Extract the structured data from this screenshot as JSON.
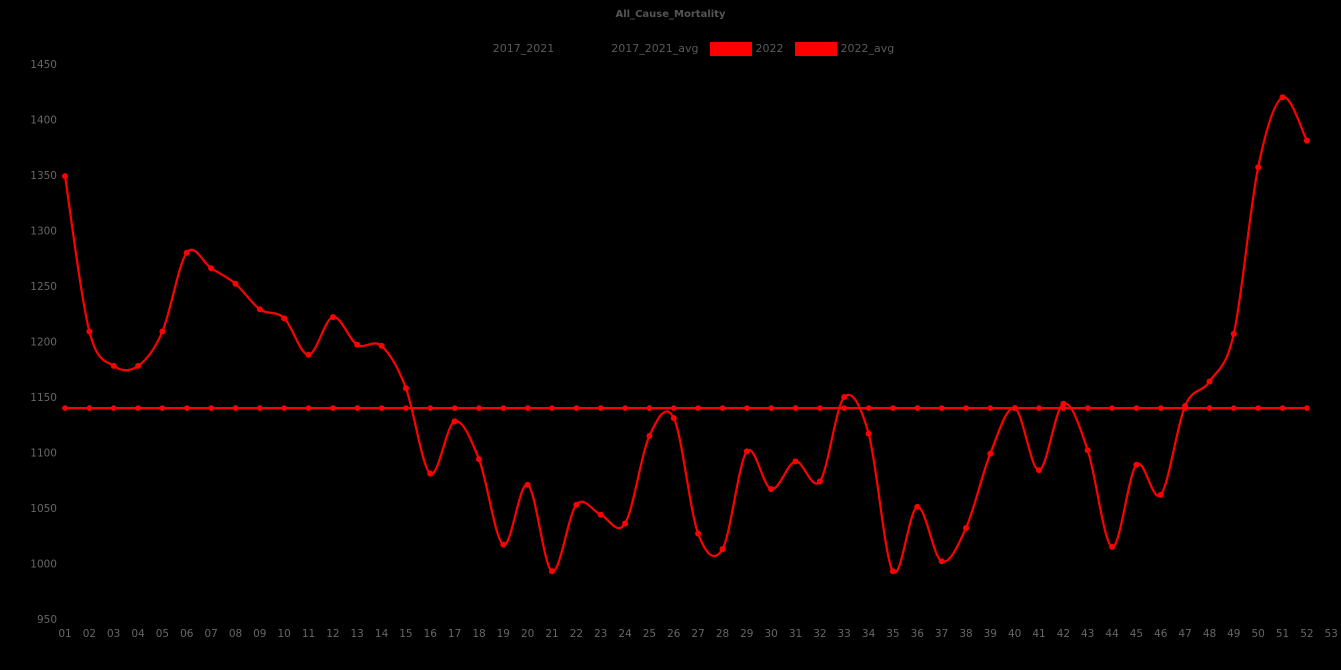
{
  "chart_data": {
    "type": "line",
    "title": "All_Cause_Mortality",
    "background_color": "#000000",
    "title_color": "#555555",
    "tick_color": "#666666",
    "accent_color": "#ff0000",
    "grid": false,
    "x_axis": {
      "range": [
        1,
        53
      ],
      "ticklabels": [
        "01",
        "02",
        "03",
        "04",
        "05",
        "06",
        "07",
        "08",
        "09",
        "10",
        "11",
        "12",
        "13",
        "14",
        "15",
        "16",
        "17",
        "18",
        "19",
        "20",
        "21",
        "22",
        "23",
        "24",
        "25",
        "26",
        "27",
        "28",
        "29",
        "30",
        "31",
        "32",
        "33",
        "34",
        "35",
        "36",
        "37",
        "38",
        "39",
        "40",
        "41",
        "42",
        "43",
        "44",
        "45",
        "46",
        "47",
        "48",
        "49",
        "50",
        "51",
        "52",
        "53"
      ]
    },
    "y_axis": {
      "min": 950,
      "max": 1450,
      "ticks": [
        950,
        1000,
        1050,
        1100,
        1150,
        1200,
        1250,
        1300,
        1350,
        1400,
        1450
      ]
    },
    "legend": {
      "position": "top-center",
      "entries": [
        {
          "label": "2017_2021",
          "swatch_color": "#000000",
          "visible_swatch": false
        },
        {
          "label": "2017_2021_avg",
          "swatch_color": "#000000",
          "visible_swatch": false
        },
        {
          "label": "2022",
          "swatch_color": "#ff0000",
          "visible_swatch": true
        },
        {
          "label": "2022_avg",
          "swatch_color": "#ff0000",
          "visible_swatch": true
        }
      ]
    },
    "series": [
      {
        "name": "2022",
        "color": "#ff0000",
        "marker": "circle",
        "week_start": 1,
        "values": [
          1349,
          1209,
          1178,
          1178,
          1209,
          1280,
          1266,
          1252,
          1229,
          1221,
          1188,
          1222,
          1197,
          1196,
          1158,
          1081,
          1128,
          1094,
          1017,
          1071,
          993,
          1053,
          1044,
          1036,
          1115,
          1131,
          1027,
          1013,
          1101,
          1067,
          1092,
          1074,
          1150,
          1117,
          993,
          1051,
          1002,
          1032,
          1099,
          1140,
          1084,
          1144,
          1102,
          1015,
          1089,
          1062,
          1142,
          1164,
          1207,
          1357,
          1420,
          1381
        ]
      },
      {
        "name": "2022_avg",
        "color": "#ff0000",
        "marker": "circle",
        "value": 1140,
        "week_start": 1,
        "week_end": 52
      }
    ]
  }
}
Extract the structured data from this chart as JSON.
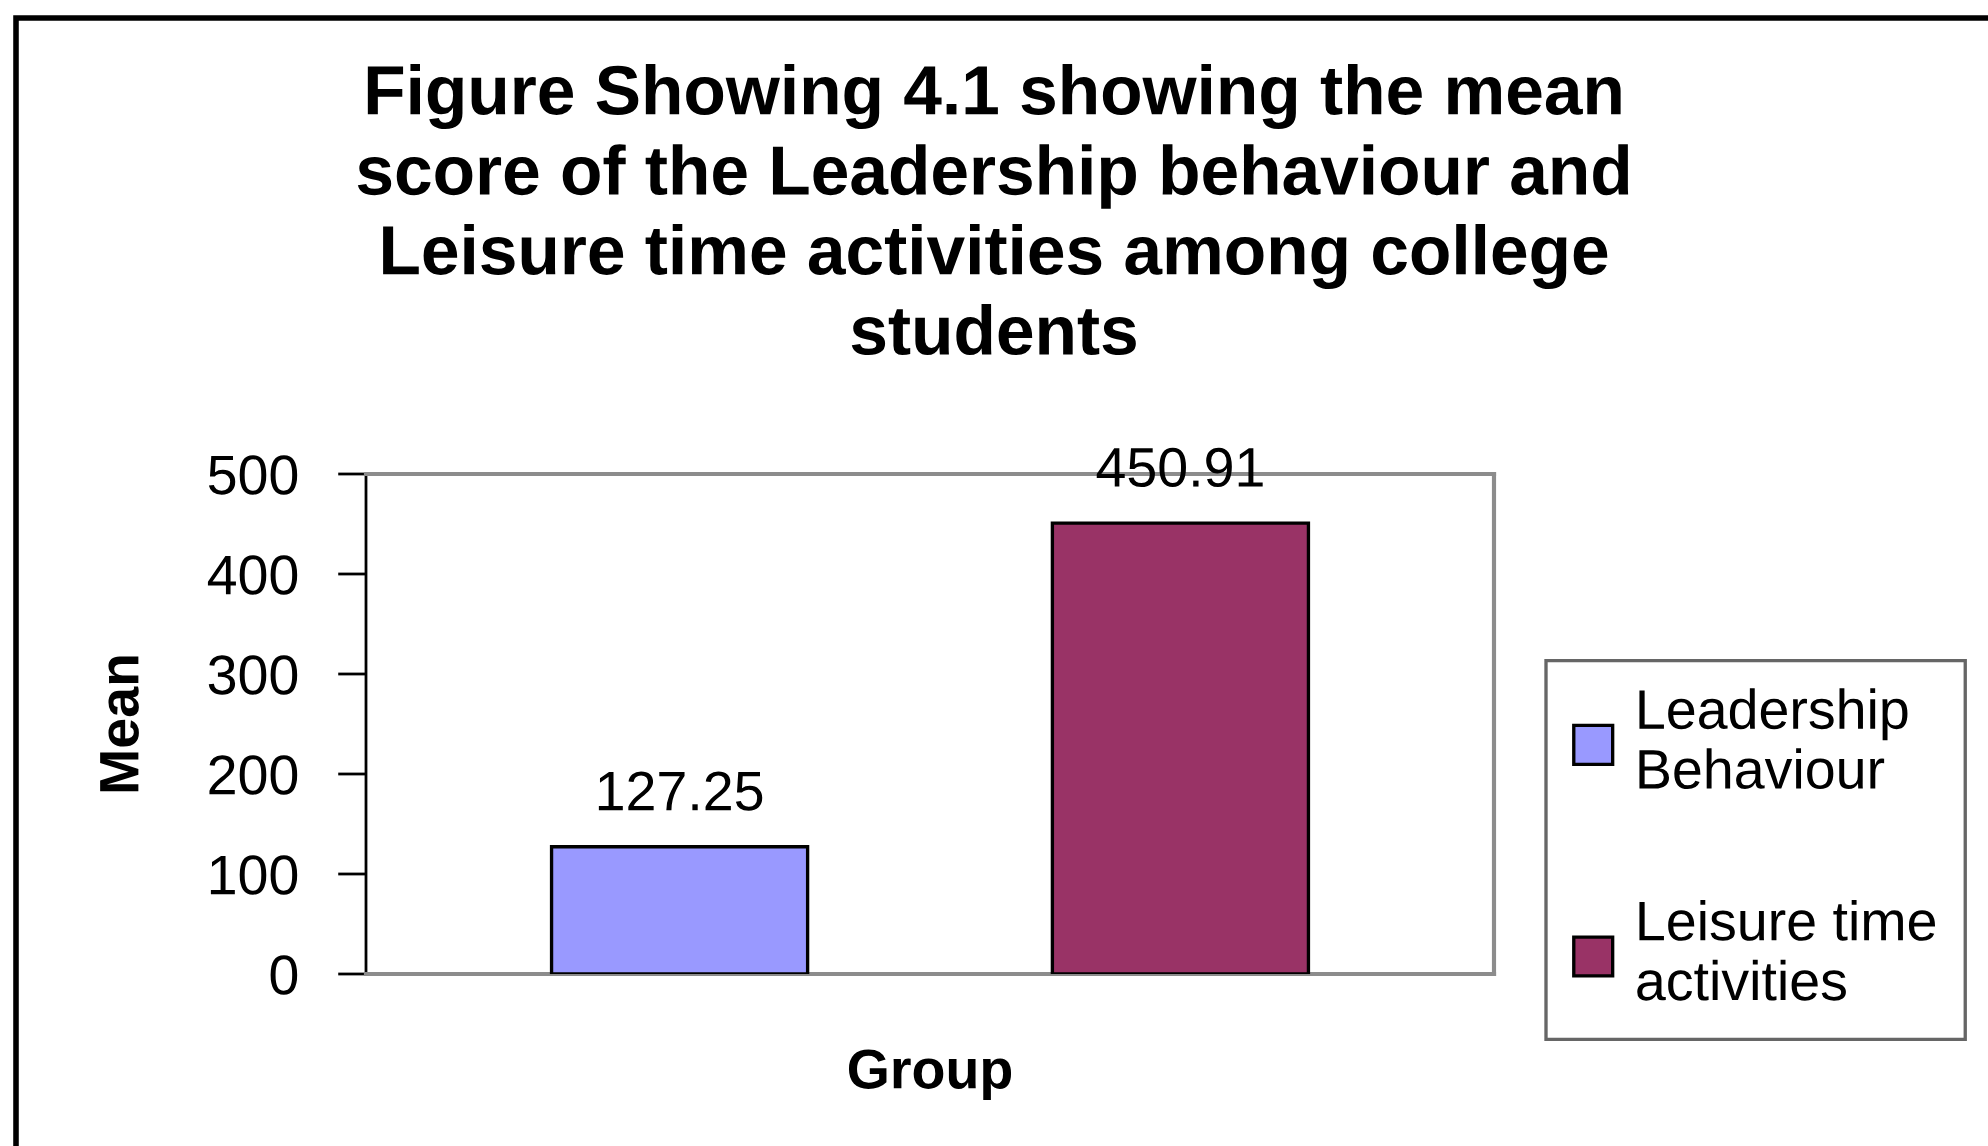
{
  "chart_data": {
    "type": "bar",
    "title": "Figure Showing 4.1 showing the mean score of the Leadership behaviour and Leisure time activities among college students",
    "xlabel": "Group",
    "ylabel": "Mean",
    "categories": [
      null
    ],
    "series": [
      {
        "name": "Leadership Behaviour",
        "color": "#9999ff",
        "values": [
          127.25
        ]
      },
      {
        "name": "Leisure time activities",
        "color": "#993366",
        "values": [
          450.91
        ]
      }
    ],
    "ylim": [
      0,
      500
    ],
    "yticks": [
      0,
      100,
      200,
      300,
      400,
      500
    ],
    "legend": "right",
    "data_labels": true
  }
}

◇ ◇ ◇ ◇

→ Task directions
Reproduce the material word for word, minus the images.

→ Response to the exercise
Extract the structured data from this screenshot as JSON.
{
  "chart_data": {
    "type": "line",
    "title": "All_Cause_Mortality",
    "background_color": "#000000",
    "title_color": "#555555",
    "tick_color": "#666666",
    "accent_color": "#ff0000",
    "grid": false,
    "x_axis": {
      "range": [
        1,
        53
      ],
      "ticklabels": [
        "01",
        "02",
        "03",
        "04",
        "05",
        "06",
        "07",
        "08",
        "09",
        "10",
        "11",
        "12",
        "13",
        "14",
        "15",
        "16",
        "17",
        "18",
        "19",
        "20",
        "21",
        "22",
        "23",
        "24",
        "25",
        "26",
        "27",
        "28",
        "29",
        "30",
        "31",
        "32",
        "33",
        "34",
        "35",
        "36",
        "37",
        "38",
        "39",
        "40",
        "41",
        "42",
        "43",
        "44",
        "45",
        "46",
        "47",
        "48",
        "49",
        "50",
        "51",
        "52",
        "53"
      ]
    },
    "y_axis": {
      "min": 950,
      "max": 1450,
      "ticks": [
        950,
        1000,
        1050,
        1100,
        1150,
        1200,
        1250,
        1300,
        1350,
        1400,
        1450
      ]
    },
    "legend": {
      "position": "top-center",
      "entries": [
        {
          "label": "2017_2021",
          "swatch_color": "#000000",
          "visible_swatch": false
        },
        {
          "label": "2017_2021_avg",
          "swatch_color": "#000000",
          "visible_swatch": false
        },
        {
          "label": "2022",
          "swatch_color": "#ff0000",
          "visible_swatch": true
        },
        {
          "label": "2022_avg",
          "swatch_color": "#ff0000",
          "visible_swatch": true
        }
      ]
    },
    "series": [
      {
        "name": "2022",
        "color": "#ff0000",
        "marker": "circle",
        "week_start": 1,
        "values": [
          1349,
          1209,
          1178,
          1178,
          1209,
          1280,
          1266,
          1252,
          1229,
          1221,
          1188,
          1222,
          1197,
          1196,
          1158,
          1081,
          1128,
          1094,
          1017,
          1071,
          993,
          1053,
          1044,
          1036,
          1115,
          1131,
          1027,
          1013,
          1101,
          1067,
          1092,
          1074,
          1150,
          1117,
          993,
          1051,
          1002,
          1032,
          1099,
          1140,
          1084,
          1144,
          1102,
          1015,
          1089,
          1062,
          1142,
          1164,
          1207,
          1357,
          1420,
          1381
        ]
      },
      {
        "name": "2022_avg",
        "color": "#ff0000",
        "marker": "circle",
        "value": 1140,
        "week_start": 1,
        "week_end": 52
      }
    ]
  }
}
Extract the structured data from this chart as JSON.
{
  "chart_data": {
    "type": "bar",
    "title": "Figure Showing 4.1 showing the mean score of the Leadership behaviour and Leisure time activities among college students",
    "xlabel": "Group",
    "ylabel": "Mean",
    "categories": [
      null
    ],
    "series": [
      {
        "name": "Leadership Behaviour",
        "color": "#9999ff",
        "values": [
          127.25
        ]
      },
      {
        "name": "Leisure time activities",
        "color": "#993366",
        "values": [
          450.91
        ]
      }
    ],
    "ylim": [
      0,
      500
    ],
    "yticks": [
      0,
      100,
      200,
      300,
      400,
      500
    ],
    "legend": "right",
    "data_labels": true
  }
}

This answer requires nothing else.